» SHORT EXERCISE
Check every line of the entries below for the word "color", and copy the ones that have it.

[Dataset entries on figures]
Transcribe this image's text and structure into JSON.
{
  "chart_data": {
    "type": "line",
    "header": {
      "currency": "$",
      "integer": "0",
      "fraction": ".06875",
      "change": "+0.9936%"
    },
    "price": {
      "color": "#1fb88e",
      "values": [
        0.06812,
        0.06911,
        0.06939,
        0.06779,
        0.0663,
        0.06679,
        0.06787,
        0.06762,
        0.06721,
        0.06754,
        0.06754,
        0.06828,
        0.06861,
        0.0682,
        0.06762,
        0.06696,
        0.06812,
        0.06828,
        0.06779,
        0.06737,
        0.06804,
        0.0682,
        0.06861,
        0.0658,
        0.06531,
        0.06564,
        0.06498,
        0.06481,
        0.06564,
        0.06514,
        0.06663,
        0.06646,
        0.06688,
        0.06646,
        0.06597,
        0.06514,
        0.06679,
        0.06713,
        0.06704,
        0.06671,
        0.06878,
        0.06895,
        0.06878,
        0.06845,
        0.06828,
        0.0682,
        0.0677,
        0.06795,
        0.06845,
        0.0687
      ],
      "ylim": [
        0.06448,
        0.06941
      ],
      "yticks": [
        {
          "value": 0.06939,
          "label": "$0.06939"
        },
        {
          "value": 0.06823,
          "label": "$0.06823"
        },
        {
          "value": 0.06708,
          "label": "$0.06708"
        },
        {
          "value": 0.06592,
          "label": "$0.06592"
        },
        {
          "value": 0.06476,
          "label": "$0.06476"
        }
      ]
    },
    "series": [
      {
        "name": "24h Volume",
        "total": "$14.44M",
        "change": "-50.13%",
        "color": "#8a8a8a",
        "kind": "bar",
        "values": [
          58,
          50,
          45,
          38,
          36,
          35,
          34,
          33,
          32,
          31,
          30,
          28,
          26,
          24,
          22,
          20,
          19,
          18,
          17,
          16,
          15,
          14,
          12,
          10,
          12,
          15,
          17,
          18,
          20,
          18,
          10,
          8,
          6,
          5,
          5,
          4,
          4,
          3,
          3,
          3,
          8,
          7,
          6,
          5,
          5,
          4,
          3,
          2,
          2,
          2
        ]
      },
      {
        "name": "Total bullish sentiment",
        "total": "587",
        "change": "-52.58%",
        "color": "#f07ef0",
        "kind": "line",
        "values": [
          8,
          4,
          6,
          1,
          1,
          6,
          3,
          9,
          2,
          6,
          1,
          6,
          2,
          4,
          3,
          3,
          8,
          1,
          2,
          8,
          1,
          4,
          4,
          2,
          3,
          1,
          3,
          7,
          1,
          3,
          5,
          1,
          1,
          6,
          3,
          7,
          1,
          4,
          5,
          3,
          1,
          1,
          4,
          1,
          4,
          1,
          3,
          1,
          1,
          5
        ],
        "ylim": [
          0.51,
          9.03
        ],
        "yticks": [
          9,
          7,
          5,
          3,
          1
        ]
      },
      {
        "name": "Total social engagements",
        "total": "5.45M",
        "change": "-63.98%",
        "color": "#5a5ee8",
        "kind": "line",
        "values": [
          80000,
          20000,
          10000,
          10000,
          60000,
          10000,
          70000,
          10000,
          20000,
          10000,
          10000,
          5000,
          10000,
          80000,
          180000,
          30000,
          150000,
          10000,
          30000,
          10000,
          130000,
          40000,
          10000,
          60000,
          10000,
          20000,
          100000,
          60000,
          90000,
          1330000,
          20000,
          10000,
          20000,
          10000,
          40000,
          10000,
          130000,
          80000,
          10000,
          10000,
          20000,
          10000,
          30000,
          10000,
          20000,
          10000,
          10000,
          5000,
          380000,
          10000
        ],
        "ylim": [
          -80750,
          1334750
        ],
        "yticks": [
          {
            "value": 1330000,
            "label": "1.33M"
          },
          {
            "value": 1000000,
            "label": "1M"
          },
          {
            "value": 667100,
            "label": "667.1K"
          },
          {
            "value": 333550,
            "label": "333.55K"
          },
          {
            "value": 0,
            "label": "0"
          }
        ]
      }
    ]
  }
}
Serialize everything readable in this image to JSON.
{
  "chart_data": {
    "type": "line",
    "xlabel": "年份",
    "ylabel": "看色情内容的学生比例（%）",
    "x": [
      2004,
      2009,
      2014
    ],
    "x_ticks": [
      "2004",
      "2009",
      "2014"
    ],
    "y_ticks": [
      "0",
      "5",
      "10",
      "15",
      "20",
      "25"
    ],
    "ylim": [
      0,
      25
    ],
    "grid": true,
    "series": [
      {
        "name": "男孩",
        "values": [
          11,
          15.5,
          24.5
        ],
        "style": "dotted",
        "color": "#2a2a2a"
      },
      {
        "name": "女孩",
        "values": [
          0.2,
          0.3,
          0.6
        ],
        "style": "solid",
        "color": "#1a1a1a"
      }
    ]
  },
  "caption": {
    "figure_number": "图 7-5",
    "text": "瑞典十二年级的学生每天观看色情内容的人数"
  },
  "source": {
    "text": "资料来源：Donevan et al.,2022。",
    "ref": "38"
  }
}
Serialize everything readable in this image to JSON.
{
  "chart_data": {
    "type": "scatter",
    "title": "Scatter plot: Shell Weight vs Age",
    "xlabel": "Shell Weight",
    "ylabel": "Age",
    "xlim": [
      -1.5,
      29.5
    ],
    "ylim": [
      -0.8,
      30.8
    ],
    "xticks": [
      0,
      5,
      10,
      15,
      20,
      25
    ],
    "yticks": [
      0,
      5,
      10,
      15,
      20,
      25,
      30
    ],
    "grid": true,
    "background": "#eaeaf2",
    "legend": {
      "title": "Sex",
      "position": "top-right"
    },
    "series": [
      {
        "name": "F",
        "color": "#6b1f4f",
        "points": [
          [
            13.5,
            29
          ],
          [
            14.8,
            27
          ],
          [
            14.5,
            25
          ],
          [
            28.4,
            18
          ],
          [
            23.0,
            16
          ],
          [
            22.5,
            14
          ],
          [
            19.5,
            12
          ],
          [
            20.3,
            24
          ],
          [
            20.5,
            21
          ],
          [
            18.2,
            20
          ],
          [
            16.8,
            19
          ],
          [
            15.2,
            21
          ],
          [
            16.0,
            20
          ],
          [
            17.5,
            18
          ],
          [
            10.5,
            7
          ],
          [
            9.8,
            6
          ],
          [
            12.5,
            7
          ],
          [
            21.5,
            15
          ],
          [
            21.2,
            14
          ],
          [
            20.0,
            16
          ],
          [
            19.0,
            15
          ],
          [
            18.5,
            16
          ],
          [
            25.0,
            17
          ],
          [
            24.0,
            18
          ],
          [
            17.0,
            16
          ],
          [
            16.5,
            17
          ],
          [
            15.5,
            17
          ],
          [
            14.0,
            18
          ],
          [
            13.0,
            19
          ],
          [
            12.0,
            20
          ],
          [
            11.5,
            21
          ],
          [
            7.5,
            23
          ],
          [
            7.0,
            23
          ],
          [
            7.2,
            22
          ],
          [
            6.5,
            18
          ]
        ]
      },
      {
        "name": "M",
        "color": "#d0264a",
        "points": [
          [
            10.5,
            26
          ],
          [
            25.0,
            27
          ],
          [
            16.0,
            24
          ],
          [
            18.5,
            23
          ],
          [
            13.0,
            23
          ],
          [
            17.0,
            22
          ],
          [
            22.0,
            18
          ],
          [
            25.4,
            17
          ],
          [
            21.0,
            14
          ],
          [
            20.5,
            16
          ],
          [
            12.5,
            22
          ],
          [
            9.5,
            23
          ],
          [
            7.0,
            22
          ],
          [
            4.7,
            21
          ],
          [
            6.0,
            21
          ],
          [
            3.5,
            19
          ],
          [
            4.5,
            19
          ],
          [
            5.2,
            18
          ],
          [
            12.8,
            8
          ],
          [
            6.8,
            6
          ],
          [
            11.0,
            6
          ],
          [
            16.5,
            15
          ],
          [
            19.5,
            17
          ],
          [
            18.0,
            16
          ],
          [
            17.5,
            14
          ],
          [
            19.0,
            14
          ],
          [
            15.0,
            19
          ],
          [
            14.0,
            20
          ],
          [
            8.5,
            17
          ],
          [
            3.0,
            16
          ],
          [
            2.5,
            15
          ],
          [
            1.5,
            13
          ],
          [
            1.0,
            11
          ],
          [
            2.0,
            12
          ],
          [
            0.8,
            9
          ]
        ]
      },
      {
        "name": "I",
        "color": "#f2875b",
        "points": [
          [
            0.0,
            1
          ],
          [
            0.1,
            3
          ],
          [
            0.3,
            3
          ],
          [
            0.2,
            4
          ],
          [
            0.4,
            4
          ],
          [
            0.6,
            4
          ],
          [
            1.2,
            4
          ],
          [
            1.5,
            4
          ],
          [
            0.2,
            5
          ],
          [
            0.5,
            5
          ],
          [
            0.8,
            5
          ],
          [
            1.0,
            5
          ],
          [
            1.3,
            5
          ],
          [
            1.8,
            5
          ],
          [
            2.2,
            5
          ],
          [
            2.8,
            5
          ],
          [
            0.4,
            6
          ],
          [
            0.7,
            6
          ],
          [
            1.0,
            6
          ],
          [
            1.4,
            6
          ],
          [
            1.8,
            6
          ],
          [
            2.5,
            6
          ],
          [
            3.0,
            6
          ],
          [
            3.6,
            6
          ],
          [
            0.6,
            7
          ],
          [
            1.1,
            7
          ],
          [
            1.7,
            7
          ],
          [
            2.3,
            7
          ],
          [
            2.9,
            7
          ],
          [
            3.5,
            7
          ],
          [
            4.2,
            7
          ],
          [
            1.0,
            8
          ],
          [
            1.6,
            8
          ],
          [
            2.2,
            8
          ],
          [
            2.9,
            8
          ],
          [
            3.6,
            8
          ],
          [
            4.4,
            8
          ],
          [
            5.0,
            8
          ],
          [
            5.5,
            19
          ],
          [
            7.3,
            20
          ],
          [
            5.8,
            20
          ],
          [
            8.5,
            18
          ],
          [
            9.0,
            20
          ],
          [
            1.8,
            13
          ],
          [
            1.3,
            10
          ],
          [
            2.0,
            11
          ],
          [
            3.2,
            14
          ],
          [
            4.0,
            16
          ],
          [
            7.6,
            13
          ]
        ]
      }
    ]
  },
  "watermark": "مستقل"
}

» ANSWER
      "color": "#1fb88e",
        "color": "#8a8a8a",
        "color": "#f07ef0",
        "color": "#5a5ee8",
        "color": "#2a2a2a"
        "color": "#1a1a1a"
        "color": "#6b1f4f",
        "color": "#d0264a",
        "color": "#f2875b",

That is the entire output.